AIM OF THE TASK -
Pull out every line below that holds the word "chevron".

## Begin DATA RECORDS

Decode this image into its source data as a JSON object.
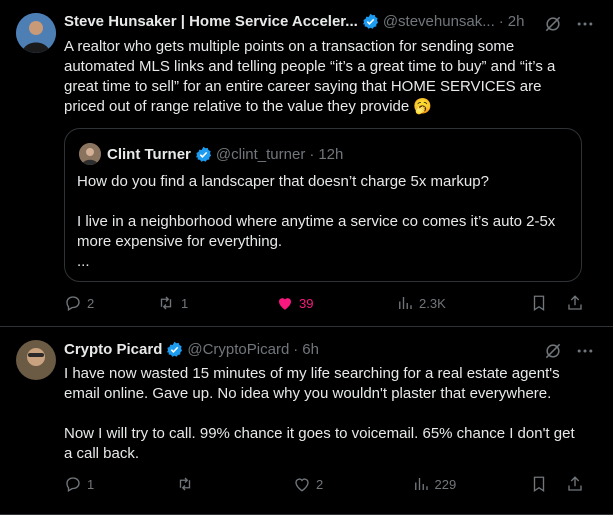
{
  "tweets": [
    {
      "name": "Steve Hunsaker | Home Service Acceler...",
      "handle": "@stevehunsak...",
      "time": "2h",
      "text": "A realtor who gets multiple points on a transaction for sending some automated MLS links and telling people “it’s a great time to buy” and “it’s a great time to sell” for an entire career saying that HOME SERVICES are priced out of range relative to the value they provide 🥱",
      "quote": {
        "name": "Clint Turner",
        "handle": "@clint_turner",
        "time": "12h",
        "text": "How do you find a landscaper that doesn’t charge 5x markup?\n\nI live in a neighborhood where anytime a service co comes it’s auto 2-5x more expensive for everything.\n..."
      },
      "actions": {
        "replies": "2",
        "reposts": "1",
        "likes": "39",
        "views": "2.3K"
      }
    },
    {
      "name": "Crypto Picard",
      "handle": "@CryptoPicard",
      "time": "6h",
      "text": "I have now wasted 15 minutes of my life searching for a real estate agent's email online. Gave up. No idea why you wouldn't plaster that everywhere.\n\nNow I will try to call. 99% chance it goes to voicemail. 65% chance I don't get a call back.",
      "actions": {
        "replies": "1",
        "reposts": "",
        "likes": "2",
        "views": "229"
      }
    }
  ],
  "colors": {
    "accent": "#1d9bf0",
    "like": "#f91880",
    "muted": "#71767b",
    "border": "#2f3336"
  }
}
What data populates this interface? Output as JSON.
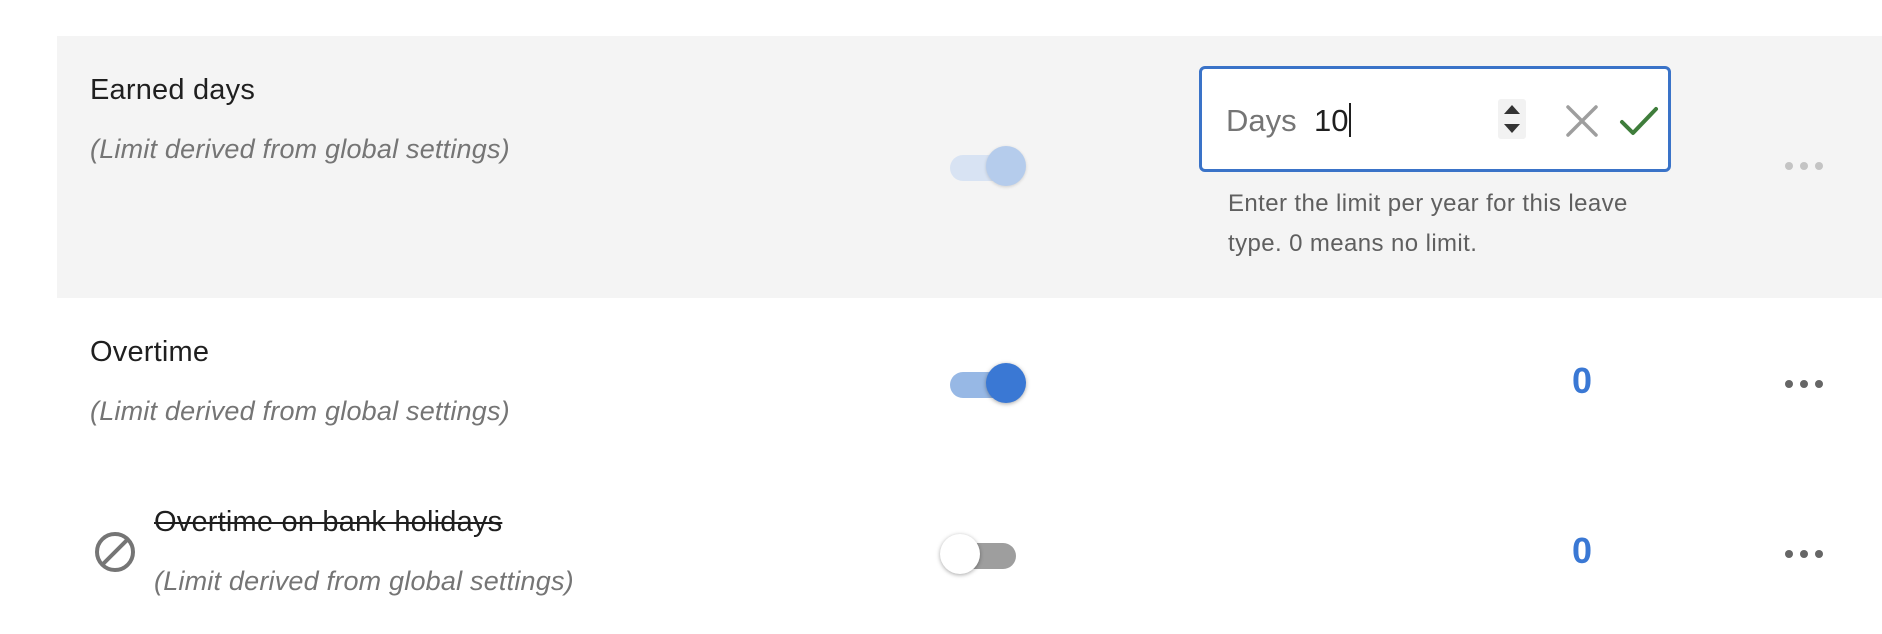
{
  "rows": [
    {
      "title": "Earned days",
      "subtitle": "(Limit derived from global settings)",
      "toggle_state": "on-disabled",
      "editor": {
        "prefix": "Days",
        "value": "10",
        "helper_text": "Enter the limit per year for this leave type. 0 means no limit.",
        "spinner_up_icon": "chevron-up-icon",
        "spinner_down_icon": "chevron-down-icon",
        "cancel_icon": "close-icon",
        "confirm_icon": "check-icon"
      },
      "more_icon": "more-horizontal-icon"
    },
    {
      "title": "Overtime",
      "subtitle": "(Limit derived from global settings)",
      "toggle_state": "on",
      "limit_value": "0",
      "more_icon": "more-horizontal-icon"
    },
    {
      "title": "Overtime on bank holidays",
      "subtitle": "(Limit derived from global settings)",
      "toggle_state": "off",
      "limit_value": "0",
      "status_icon": "blocked-icon",
      "title_struck_through": true,
      "more_icon": "more-horizontal-icon"
    }
  ],
  "colors": {
    "accent": "#3a78d4",
    "editor_border": "#3a73c8",
    "confirm": "#3f7d3b",
    "cancel": "#9e9e9e",
    "row_highlight": "#f4f4f4"
  }
}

## End DATA RECORDS

TASK RESULT -
        "spinner_up_icon": "chevron-up-icon",
        "spinner_down_icon": "chevron-down-icon",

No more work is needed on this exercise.